Using the data below, gather each line that includes the word "Correlations".

>>>

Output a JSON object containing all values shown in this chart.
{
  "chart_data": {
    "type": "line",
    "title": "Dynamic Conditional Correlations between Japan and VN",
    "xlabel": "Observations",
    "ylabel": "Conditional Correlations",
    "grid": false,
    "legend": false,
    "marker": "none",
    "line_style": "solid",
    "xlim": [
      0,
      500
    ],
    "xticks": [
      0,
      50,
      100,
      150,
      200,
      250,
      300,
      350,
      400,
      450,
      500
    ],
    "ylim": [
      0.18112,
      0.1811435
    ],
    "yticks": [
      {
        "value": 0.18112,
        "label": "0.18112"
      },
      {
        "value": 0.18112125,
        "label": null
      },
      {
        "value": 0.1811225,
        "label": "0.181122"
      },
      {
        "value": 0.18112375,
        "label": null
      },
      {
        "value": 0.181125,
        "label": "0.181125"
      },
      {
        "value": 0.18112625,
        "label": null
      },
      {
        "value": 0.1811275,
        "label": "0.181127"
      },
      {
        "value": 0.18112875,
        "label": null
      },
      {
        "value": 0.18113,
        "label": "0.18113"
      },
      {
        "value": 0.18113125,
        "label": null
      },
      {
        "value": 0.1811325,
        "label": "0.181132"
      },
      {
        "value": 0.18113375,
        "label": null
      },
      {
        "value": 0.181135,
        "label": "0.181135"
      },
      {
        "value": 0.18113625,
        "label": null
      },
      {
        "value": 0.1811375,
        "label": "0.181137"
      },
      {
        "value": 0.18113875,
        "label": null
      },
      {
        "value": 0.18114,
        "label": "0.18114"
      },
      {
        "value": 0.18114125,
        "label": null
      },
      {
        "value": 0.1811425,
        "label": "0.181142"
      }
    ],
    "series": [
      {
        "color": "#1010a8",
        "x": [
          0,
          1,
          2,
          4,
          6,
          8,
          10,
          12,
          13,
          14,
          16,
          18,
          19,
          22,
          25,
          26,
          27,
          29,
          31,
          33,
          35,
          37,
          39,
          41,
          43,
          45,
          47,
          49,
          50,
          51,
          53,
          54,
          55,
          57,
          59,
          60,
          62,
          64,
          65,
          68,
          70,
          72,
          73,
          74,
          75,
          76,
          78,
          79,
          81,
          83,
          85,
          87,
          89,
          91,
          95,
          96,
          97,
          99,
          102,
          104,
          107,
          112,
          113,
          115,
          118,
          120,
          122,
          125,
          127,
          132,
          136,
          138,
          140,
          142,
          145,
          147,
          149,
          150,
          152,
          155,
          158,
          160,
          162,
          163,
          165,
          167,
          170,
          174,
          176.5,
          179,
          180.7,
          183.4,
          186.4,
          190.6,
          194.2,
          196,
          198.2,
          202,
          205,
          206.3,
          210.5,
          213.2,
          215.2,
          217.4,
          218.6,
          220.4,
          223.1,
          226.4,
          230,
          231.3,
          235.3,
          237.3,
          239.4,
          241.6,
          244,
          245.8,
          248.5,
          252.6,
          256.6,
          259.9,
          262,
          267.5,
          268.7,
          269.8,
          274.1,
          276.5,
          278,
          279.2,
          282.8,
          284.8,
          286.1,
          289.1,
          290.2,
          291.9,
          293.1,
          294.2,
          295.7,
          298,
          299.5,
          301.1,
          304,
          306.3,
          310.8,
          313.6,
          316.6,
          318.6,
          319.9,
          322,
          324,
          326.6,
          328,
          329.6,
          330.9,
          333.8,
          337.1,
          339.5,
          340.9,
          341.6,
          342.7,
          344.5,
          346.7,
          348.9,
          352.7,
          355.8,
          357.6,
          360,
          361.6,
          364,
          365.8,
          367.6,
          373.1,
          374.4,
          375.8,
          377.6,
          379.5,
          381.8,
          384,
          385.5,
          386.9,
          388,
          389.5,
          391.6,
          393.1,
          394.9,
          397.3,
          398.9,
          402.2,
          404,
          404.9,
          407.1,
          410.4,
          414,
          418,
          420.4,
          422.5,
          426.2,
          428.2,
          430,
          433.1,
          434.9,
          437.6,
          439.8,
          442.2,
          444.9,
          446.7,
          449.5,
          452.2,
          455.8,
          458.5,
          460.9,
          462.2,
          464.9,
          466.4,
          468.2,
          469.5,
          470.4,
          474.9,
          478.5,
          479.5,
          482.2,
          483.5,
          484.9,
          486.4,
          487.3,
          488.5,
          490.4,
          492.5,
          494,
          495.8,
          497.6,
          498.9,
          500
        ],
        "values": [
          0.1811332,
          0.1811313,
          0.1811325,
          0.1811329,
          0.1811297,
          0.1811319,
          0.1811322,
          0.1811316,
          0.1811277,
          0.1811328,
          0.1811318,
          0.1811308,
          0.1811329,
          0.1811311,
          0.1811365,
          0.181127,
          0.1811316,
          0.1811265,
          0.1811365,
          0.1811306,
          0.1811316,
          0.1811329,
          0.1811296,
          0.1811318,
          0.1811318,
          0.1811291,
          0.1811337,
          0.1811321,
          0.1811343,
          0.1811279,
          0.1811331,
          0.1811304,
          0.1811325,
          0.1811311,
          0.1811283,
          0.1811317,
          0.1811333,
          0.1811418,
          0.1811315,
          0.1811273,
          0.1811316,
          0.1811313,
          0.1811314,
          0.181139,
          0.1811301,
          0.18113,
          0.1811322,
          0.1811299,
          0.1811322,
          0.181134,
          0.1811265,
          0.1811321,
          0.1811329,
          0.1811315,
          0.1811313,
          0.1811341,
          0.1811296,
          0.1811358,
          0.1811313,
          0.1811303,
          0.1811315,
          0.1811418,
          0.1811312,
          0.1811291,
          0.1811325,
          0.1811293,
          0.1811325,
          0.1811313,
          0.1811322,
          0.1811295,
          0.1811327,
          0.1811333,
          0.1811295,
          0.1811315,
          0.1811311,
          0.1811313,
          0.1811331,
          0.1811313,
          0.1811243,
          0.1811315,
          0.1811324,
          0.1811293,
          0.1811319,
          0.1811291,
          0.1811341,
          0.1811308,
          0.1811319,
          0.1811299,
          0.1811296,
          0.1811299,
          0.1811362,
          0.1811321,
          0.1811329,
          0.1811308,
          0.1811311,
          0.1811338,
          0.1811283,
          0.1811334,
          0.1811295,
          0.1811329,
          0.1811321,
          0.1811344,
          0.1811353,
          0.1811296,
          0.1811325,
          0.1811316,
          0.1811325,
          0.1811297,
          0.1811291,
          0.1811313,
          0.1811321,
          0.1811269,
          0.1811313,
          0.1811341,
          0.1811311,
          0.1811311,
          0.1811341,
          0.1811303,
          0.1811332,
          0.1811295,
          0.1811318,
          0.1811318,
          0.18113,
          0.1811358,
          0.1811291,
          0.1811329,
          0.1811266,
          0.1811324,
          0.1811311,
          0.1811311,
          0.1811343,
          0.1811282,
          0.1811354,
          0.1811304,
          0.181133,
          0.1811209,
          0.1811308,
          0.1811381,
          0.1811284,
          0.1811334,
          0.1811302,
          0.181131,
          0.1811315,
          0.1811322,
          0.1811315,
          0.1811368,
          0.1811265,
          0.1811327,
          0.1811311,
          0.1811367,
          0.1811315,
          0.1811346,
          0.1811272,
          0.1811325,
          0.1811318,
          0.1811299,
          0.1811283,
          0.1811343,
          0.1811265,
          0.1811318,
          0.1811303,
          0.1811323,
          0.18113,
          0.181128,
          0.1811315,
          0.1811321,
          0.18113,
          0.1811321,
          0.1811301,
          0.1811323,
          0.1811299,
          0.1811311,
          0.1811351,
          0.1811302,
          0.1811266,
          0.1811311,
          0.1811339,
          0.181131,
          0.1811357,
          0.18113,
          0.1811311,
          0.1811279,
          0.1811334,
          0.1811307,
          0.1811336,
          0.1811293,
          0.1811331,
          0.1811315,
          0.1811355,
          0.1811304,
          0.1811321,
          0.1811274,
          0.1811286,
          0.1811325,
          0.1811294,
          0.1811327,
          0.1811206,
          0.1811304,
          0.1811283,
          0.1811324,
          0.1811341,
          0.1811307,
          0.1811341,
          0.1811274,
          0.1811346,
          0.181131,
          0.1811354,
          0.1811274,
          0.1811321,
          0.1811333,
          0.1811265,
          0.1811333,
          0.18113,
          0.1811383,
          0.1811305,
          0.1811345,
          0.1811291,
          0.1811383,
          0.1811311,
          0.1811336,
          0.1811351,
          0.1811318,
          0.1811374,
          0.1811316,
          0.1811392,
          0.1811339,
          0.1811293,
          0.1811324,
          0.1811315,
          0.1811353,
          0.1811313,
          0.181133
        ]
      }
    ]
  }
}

<<<

[Full answer]
    "title": "Dynamic Conditional Correlations between Japan and VN",
    "ylabel": "Conditional Correlations",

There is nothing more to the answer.